Dataset records:
**********
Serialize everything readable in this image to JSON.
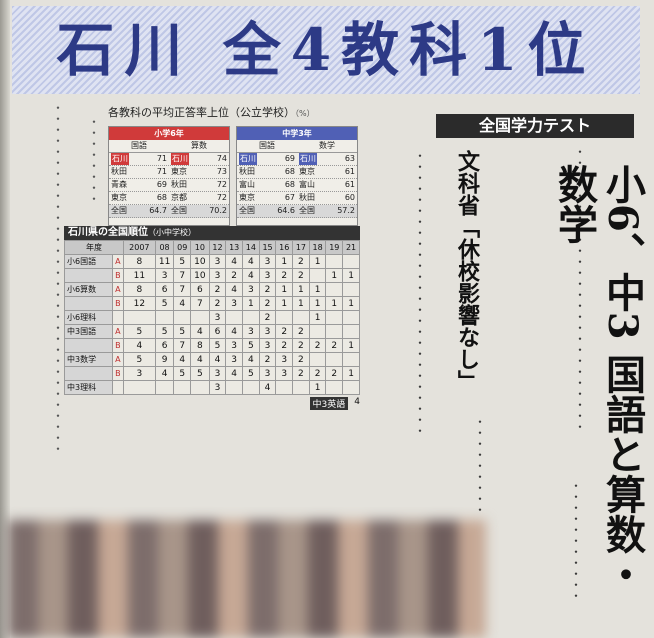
{
  "headline": "石川 全4教科1位",
  "badge": "全国学力テスト",
  "subhead": "小6、中3 国語と算数・数学",
  "ministry_label": "文科省「休校影響なし」",
  "avg_table": {
    "title": "各教科の平均正答率上位（公立学校）",
    "title_unit": "（%）",
    "elementary": {
      "header": "小学6年",
      "subjects": [
        "国語",
        "算数"
      ],
      "rows": [
        [
          [
            "石川",
            "71"
          ],
          [
            "石川",
            "74"
          ]
        ],
        [
          [
            "秋田",
            "71"
          ],
          [
            "東京",
            "73"
          ]
        ],
        [
          [
            "青森",
            "69"
          ],
          [
            "秋田",
            "72"
          ]
        ],
        [
          [
            "東京",
            "68"
          ],
          [
            "京都",
            "72"
          ]
        ]
      ],
      "national": [
        "全国",
        "64.7",
        "全国",
        "70.2"
      ]
    },
    "junior": {
      "header": "中学3年",
      "subjects": [
        "国語",
        "数学"
      ],
      "rows": [
        [
          [
            "石川",
            "69"
          ],
          [
            "石川",
            "63"
          ]
        ],
        [
          [
            "秋田",
            "68"
          ],
          [
            "東京",
            "61"
          ]
        ],
        [
          [
            "富山",
            "68"
          ],
          [
            "富山",
            "61"
          ]
        ],
        [
          [
            "東京",
            "67"
          ],
          [
            "秋田",
            "60"
          ]
        ]
      ],
      "national": [
        "全国",
        "64.6",
        "全国",
        "57.2"
      ]
    }
  },
  "ranking": {
    "title": "石川県の全国順位",
    "title_note": "（小中学校）",
    "years": [
      "年度",
      "2007",
      "08",
      "09",
      "10",
      "12",
      "13",
      "14",
      "15",
      "16",
      "17",
      "18",
      "19",
      "21"
    ],
    "rows": [
      {
        "label": "小6国語",
        "sub": "A",
        "values": [
          "8",
          "11",
          "5",
          "10",
          "3",
          "4",
          "4",
          "3",
          "1",
          "2",
          "1",
          "",
          ""
        ]
      },
      {
        "label": "",
        "sub": "B",
        "values": [
          "11",
          "3",
          "7",
          "10",
          "3",
          "2",
          "4",
          "3",
          "2",
          "2",
          "",
          "1",
          "1"
        ]
      },
      {
        "label": "小6算数",
        "sub": "A",
        "values": [
          "8",
          "6",
          "7",
          "6",
          "2",
          "4",
          "3",
          "2",
          "1",
          "1",
          "1",
          "",
          ""
        ]
      },
      {
        "label": "",
        "sub": "B",
        "values": [
          "12",
          "5",
          "4",
          "7",
          "2",
          "3",
          "1",
          "2",
          "1",
          "1",
          "1",
          "1",
          "1"
        ]
      },
      {
        "label": "小6理科",
        "sub": "",
        "values": [
          "",
          "",
          "",
          "",
          "3",
          "",
          "",
          "2",
          "",
          "",
          "1",
          "",
          ""
        ]
      },
      {
        "label": "中3国語",
        "sub": "A",
        "values": [
          "5",
          "5",
          "5",
          "4",
          "6",
          "4",
          "3",
          "3",
          "2",
          "2",
          "",
          "",
          ""
        ]
      },
      {
        "label": "",
        "sub": "B",
        "values": [
          "4",
          "6",
          "7",
          "8",
          "5",
          "3",
          "5",
          "3",
          "2",
          "2",
          "2",
          "2",
          "1"
        ]
      },
      {
        "label": "中3数学",
        "sub": "A",
        "values": [
          "5",
          "9",
          "4",
          "4",
          "4",
          "3",
          "4",
          "2",
          "3",
          "2",
          "",
          "",
          ""
        ]
      },
      {
        "label": "",
        "sub": "B",
        "values": [
          "3",
          "4",
          "5",
          "5",
          "3",
          "4",
          "5",
          "3",
          "3",
          "2",
          "2",
          "2",
          "1"
        ]
      },
      {
        "label": "中3理科",
        "sub": "",
        "values": [
          "",
          "",
          "",
          "",
          "3",
          "",
          "",
          "4",
          "",
          "",
          "1",
          "",
          ""
        ]
      }
    ],
    "english": [
      "中3英語",
      "4"
    ]
  }
}
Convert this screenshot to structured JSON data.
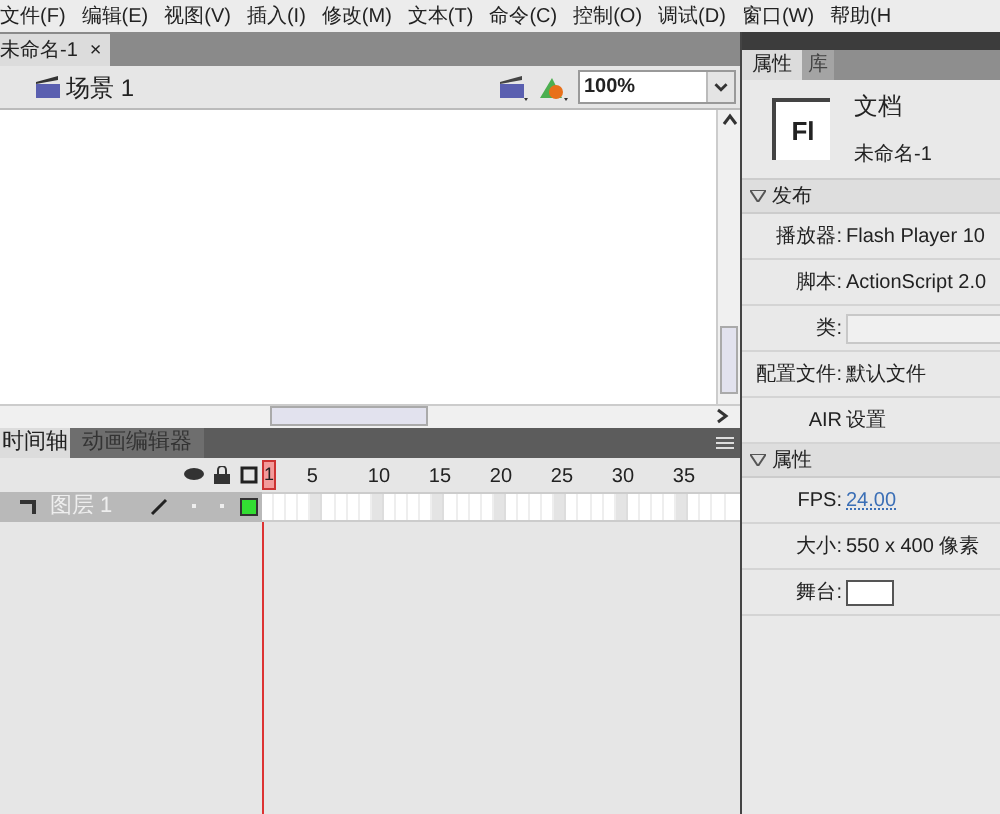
{
  "menu": [
    "文件(F)",
    "编辑(E)",
    "视图(V)",
    "插入(I)",
    "修改(M)",
    "文本(T)",
    "命令(C)",
    "控制(O)",
    "调试(D)",
    "窗口(W)",
    "帮助(H"
  ],
  "document_tab": {
    "title": "未命名-1",
    "close": "×"
  },
  "scene": {
    "label": "场景 1",
    "zoom": "100%"
  },
  "timeline": {
    "tabs": [
      {
        "label": "时间轴",
        "selected": true
      },
      {
        "label": "动画编辑器",
        "selected": false
      }
    ],
    "frame_numbers": [
      "1",
      "5",
      "10",
      "15",
      "20",
      "25",
      "30",
      "35"
    ],
    "layers": [
      {
        "name": "图层 1",
        "selected": true
      }
    ]
  },
  "properties": {
    "tabs": [
      {
        "label": "属性",
        "selected": true
      },
      {
        "label": "库",
        "selected": false
      }
    ],
    "document": {
      "logo": "Fl",
      "type": "文档",
      "name": "未命名-1"
    },
    "sections": [
      {
        "title": "发布",
        "expanded": true,
        "rows": [
          {
            "kind": "text",
            "label": "播放器:",
            "value": "Flash Player 10"
          },
          {
            "kind": "text",
            "label": "脚本:",
            "value": "ActionScript 2.0"
          },
          {
            "kind": "field",
            "label": "类:"
          },
          {
            "kind": "text",
            "label": "配置文件:",
            "value": "默认文件"
          },
          {
            "kind": "text",
            "label": "AIR",
            "value": "设置"
          }
        ]
      },
      {
        "title": "属性",
        "expanded": true,
        "rows": [
          {
            "kind": "link",
            "label": "FPS:",
            "value": "24.00"
          },
          {
            "kind": "text",
            "label": "大小:",
            "value": "550 x 400 像素"
          },
          {
            "kind": "swatch",
            "label": "舞台:"
          }
        ]
      }
    ]
  }
}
**********
● **PROBLEM DESCRIPTION**: Retype all of the entries exactly as written, leaving out any images.

● **ANSWER**:
Serialize everything readable in this image to JSON.
{
  "headline": "石川 全4教科1位",
  "badge": "全国学力テスト",
  "subhead": "小6、中3 国語と算数・数学",
  "ministry_label": "文科省「休校影響なし」",
  "avg_table": {
    "title": "各教科の平均正答率上位（公立学校）",
    "title_unit": "（%）",
    "elementary": {
      "header": "小学6年",
      "subjects": [
        "国語",
        "算数"
      ],
      "rows": [
        [
          [
            "石川",
            "71"
          ],
          [
            "石川",
            "74"
          ]
        ],
        [
          [
            "秋田",
            "71"
          ],
          [
            "東京",
            "73"
          ]
        ],
        [
          [
            "青森",
            "69"
          ],
          [
            "秋田",
            "72"
          ]
        ],
        [
          [
            "東京",
            "68"
          ],
          [
            "京都",
            "72"
          ]
        ]
      ],
      "national": [
        "全国",
        "64.7",
        "全国",
        "70.2"
      ]
    },
    "junior": {
      "header": "中学3年",
      "subjects": [
        "国語",
        "数学"
      ],
      "rows": [
        [
          [
            "石川",
            "69"
          ],
          [
            "石川",
            "63"
          ]
        ],
        [
          [
            "秋田",
            "68"
          ],
          [
            "東京",
            "61"
          ]
        ],
        [
          [
            "富山",
            "68"
          ],
          [
            "富山",
            "61"
          ]
        ],
        [
          [
            "東京",
            "67"
          ],
          [
            "秋田",
            "60"
          ]
        ]
      ],
      "national": [
        "全国",
        "64.6",
        "全国",
        "57.2"
      ]
    }
  },
  "ranking": {
    "title": "石川県の全国順位",
    "title_note": "（小中学校）",
    "years": [
      "年度",
      "2007",
      "08",
      "09",
      "10",
      "12",
      "13",
      "14",
      "15",
      "16",
      "17",
      "18",
      "19",
      "21"
    ],
    "rows": [
      {
        "label": "小6国語",
        "sub": "A",
        "values": [
          "8",
          "11",
          "5",
          "10",
          "3",
          "4",
          "4",
          "3",
          "1",
          "2",
          "1",
          "",
          ""
        ]
      },
      {
        "label": "",
        "sub": "B",
        "values": [
          "11",
          "3",
          "7",
          "10",
          "3",
          "2",
          "4",
          "3",
          "2",
          "2",
          "",
          "1",
          "1"
        ]
      },
      {
        "label": "小6算数",
        "sub": "A",
        "values": [
          "8",
          "6",
          "7",
          "6",
          "2",
          "4",
          "3",
          "2",
          "1",
          "1",
          "1",
          "",
          ""
        ]
      },
      {
        "label": "",
        "sub": "B",
        "values": [
          "12",
          "5",
          "4",
          "7",
          "2",
          "3",
          "1",
          "2",
          "1",
          "1",
          "1",
          "1",
          "1"
        ]
      },
      {
        "label": "小6理科",
        "sub": "",
        "values": [
          "",
          "",
          "",
          "",
          "3",
          "",
          "",
          "2",
          "",
          "",
          "1",
          "",
          ""
        ]
      },
      {
        "label": "中3国語",
        "sub": "A",
        "values": [
          "5",
          "5",
          "5",
          "4",
          "6",
          "4",
          "3",
          "3",
          "2",
          "2",
          "",
          "",
          ""
        ]
      },
      {
        "label": "",
        "sub": "B",
        "values": [
          "4",
          "6",
          "7",
          "8",
          "5",
          "3",
          "5",
          "3",
          "2",
          "2",
          "2",
          "2",
          "1"
        ]
      },
      {
        "label": "中3数学",
        "sub": "A",
        "values": [
          "5",
          "9",
          "4",
          "4",
          "4",
          "3",
          "4",
          "2",
          "3",
          "2",
          "",
          "",
          ""
        ]
      },
      {
        "label": "",
        "sub": "B",
        "values": [
          "3",
          "4",
          "5",
          "5",
          "3",
          "4",
          "5",
          "3",
          "3",
          "2",
          "2",
          "2",
          "1"
        ]
      },
      {
        "label": "中3理科",
        "sub": "",
        "values": [
          "",
          "",
          "",
          "",
          "3",
          "",
          "",
          "4",
          "",
          "",
          "1",
          "",
          ""
        ]
      }
    ],
    "english": [
      "中3英語",
      "4"
    ]
  }
}
Convert this screenshot to structured JSON data.
{
  "menu": [
    "文件(F)",
    "编辑(E)",
    "视图(V)",
    "插入(I)",
    "修改(M)",
    "文本(T)",
    "命令(C)",
    "控制(O)",
    "调试(D)",
    "窗口(W)",
    "帮助(H"
  ],
  "document_tab": {
    "title": "未命名-1",
    "close": "×"
  },
  "scene": {
    "label": "场景 1",
    "zoom": "100%"
  },
  "timeline": {
    "tabs": [
      {
        "label": "时间轴",
        "selected": true
      },
      {
        "label": "动画编辑器",
        "selected": false
      }
    ],
    "frame_numbers": [
      "1",
      "5",
      "10",
      "15",
      "20",
      "25",
      "30",
      "35"
    ],
    "layers": [
      {
        "name": "图层 1",
        "selected": true
      }
    ]
  },
  "properties": {
    "tabs": [
      {
        "label": "属性",
        "selected": true
      },
      {
        "label": "库",
        "selected": false
      }
    ],
    "document": {
      "logo": "Fl",
      "type": "文档",
      "name": "未命名-1"
    },
    "sections": [
      {
        "title": "发布",
        "expanded": true,
        "rows": [
          {
            "kind": "text",
            "label": "播放器:",
            "value": "Flash Player 10"
          },
          {
            "kind": "text",
            "label": "脚本:",
            "value": "ActionScript 2.0"
          },
          {
            "kind": "field",
            "label": "类:"
          },
          {
            "kind": "text",
            "label": "配置文件:",
            "value": "默认文件"
          },
          {
            "kind": "text",
            "label": "AIR",
            "value": "设置"
          }
        ]
      },
      {
        "title": "属性",
        "expanded": true,
        "rows": [
          {
            "kind": "link",
            "label": "FPS:",
            "value": "24.00"
          },
          {
            "kind": "text",
            "label": "大小:",
            "value": "550 x 400 像素"
          },
          {
            "kind": "swatch",
            "label": "舞台:"
          }
        ]
      }
    ]
  }
}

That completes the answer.